→ **Extracted information**

════════════════════

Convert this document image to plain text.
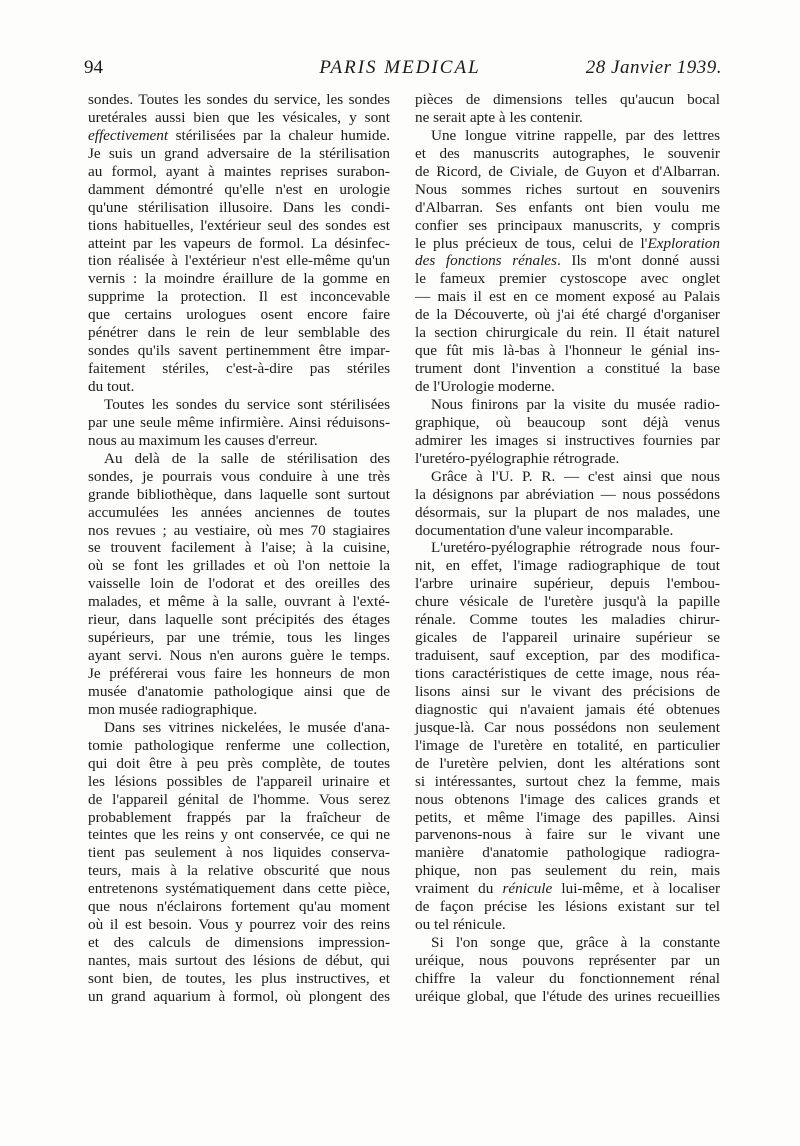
94	PARIS MEDICAL	28 Janvier 1939.
sondes. Toutes les sondes du service, les sondes
uretérales aussi bien que les vésicales, y sont
effectivement stérilisées par la chaleur humide.
Je suis un grand adversaire de la stérilisation
au formol, ayant à maintes reprises surabon-
damment démontré qu'elle n'est en urologie
qu'une stérilisation illusoire. Dans les condi-
tions habituelles, l'extérieur seul des sondes est
atteint par les vapeurs de formol. La désinfec-
tion réalisée à l'extérieur n'est elle-même qu'un
vernis : la moindre éraillure de la gomme en
supprime la protection. Il est inconcevable
que certains urologues osent encore faire
pénétrer dans le rein de leur semblable des
sondes qu'ils savent pertinemment être impar-
faitement stériles, c'est-à-dire pas stériles
du tout.
Toutes les sondes du service sont stérilisées
par une seule même infirmière. Ainsi réduisons-
nous au maximum les causes d'erreur.
Au delà de la salle de stérilisation des
sondes, je pourrais vous conduire à une très
grande bibliothèque, dans laquelle sont surtout
accumulées les années anciennes de toutes
nos revues ; au vestiaire, où mes 70 stagiaires
se trouvent facilement à l'aise; à la cuisine,
où se font les grillades et où l'on nettoie la
vaisselle loin de l'odorat et des oreilles des
malades, et même à la salle, ouvrant à l'exté-
rieur, dans laquelle sont précipités des étages
supérieurs, par une trémie, tous les linges
ayant servi. Nous n'en aurons guère le temps.
Je préférerai vous faire les honneurs de mon
musée d'anatomie pathologique ainsi que de
mon musée radiographique.
Dans ses vitrines nickelées, le musée d'ana-
tomie pathologique renferme une collection,
qui doit être à peu près complète, de toutes
les lésions possibles de l'appareil urinaire et
de l'appareil génital de l'homme. Vous serez
probablement frappés par la fraîcheur de
teintes que les reins y ont conservée, ce qui ne
tient pas seulement à nos liquides conserva-
teurs, mais à la relative obscurité que nous
entretenons systématiquement dans cette pièce,
que nous n'éclairons fortement qu'au moment
où il est besoin. Vous y pourrez voir des reins
et des calculs de dimensions impression-
nantes, mais surtout des lésions de début, qui
sont bien, de toutes, les plus instructives, et
un grand aquarium à formol, où plongent des
pièces de dimensions telles qu'aucun bocal
ne serait apte à les contenir.
Une longue vitrine rappelle, par des lettres
et des manuscrits autographes, le souvenir
de Ricord, de Civiale, de Guyon et d'Albarran.
Nous sommes riches surtout en souvenirs
d'Albarran. Ses enfants ont bien voulu me
confier ses principaux manuscrits, y compris
le plus précieux de tous, celui de l'Exploration
des fonctions rénales. Ils m'ont donné aussi
le fameux premier cystoscope avec onglet
— mais il est en ce moment exposé au Palais
de la Découverte, où j'ai été chargé d'organiser
la section chirurgicale du rein. Il était naturel
que fût mis là-bas à l'honneur le génial ins-
trument dont l'invention a constitué la base
de l'Urologie moderne.
Nous finirons par la visite du musée radio-
graphique, où beaucoup sont déjà venus
admirer les images si instructives fournies par
l'uretéro-pyélographie rétrograde.
Grâce à l'U. P. R. — c'est ainsi que nous
la désignons par abréviation — nous possédons
désormais, sur la plupart de nos malades, une
documentation d'une valeur incomparable.
L'uretéro-pyélographie rétrograde nous four-
nit, en effet, l'image radiographique de tout
l'arbre urinaire supérieur, depuis l'embou-
chure vésicale de l'uretère jusqu'à la papille
rénale. Comme toutes les maladies chirur-
gicales de l'appareil urinaire supérieur se
traduisent, sauf exception, par des modifica-
tions caractéristiques de cette image, nous réa-
lisons ainsi sur le vivant des précisions de
diagnostic qui n'avaient jamais été obtenues
jusque-là. Car nous possédons non seulement
l'image de l'uretère en totalité, en particulier
de l'uretère pelvien, dont les altérations sont
si intéressantes, surtout chez la femme, mais
nous obtenons l'image des calices grands et
petits, et même l'image des papilles. Ainsi
parvenons-nous à faire sur le vivant une
manière d'anatomie pathologique radiogra-
phique, non pas seulement du rein, mais
vraiment du rénicule lui-même, et à localiser
de façon précise les lésions existant sur tel
ou tel rénicule.
Si l'on songe que, grâce à la constante
uréique, nous pouvons représenter par un
chiffre la valeur du fonctionnement rénal
uréique global, que l'étude des urines recueillies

════════════════════

→ **The exercise**
Among the records above, find each line holding the string "dimensions" and pull it out.

→ **Response to the task**
et des calculs de dimensions impression-
pièces de dimensions telles qu'aucun bocal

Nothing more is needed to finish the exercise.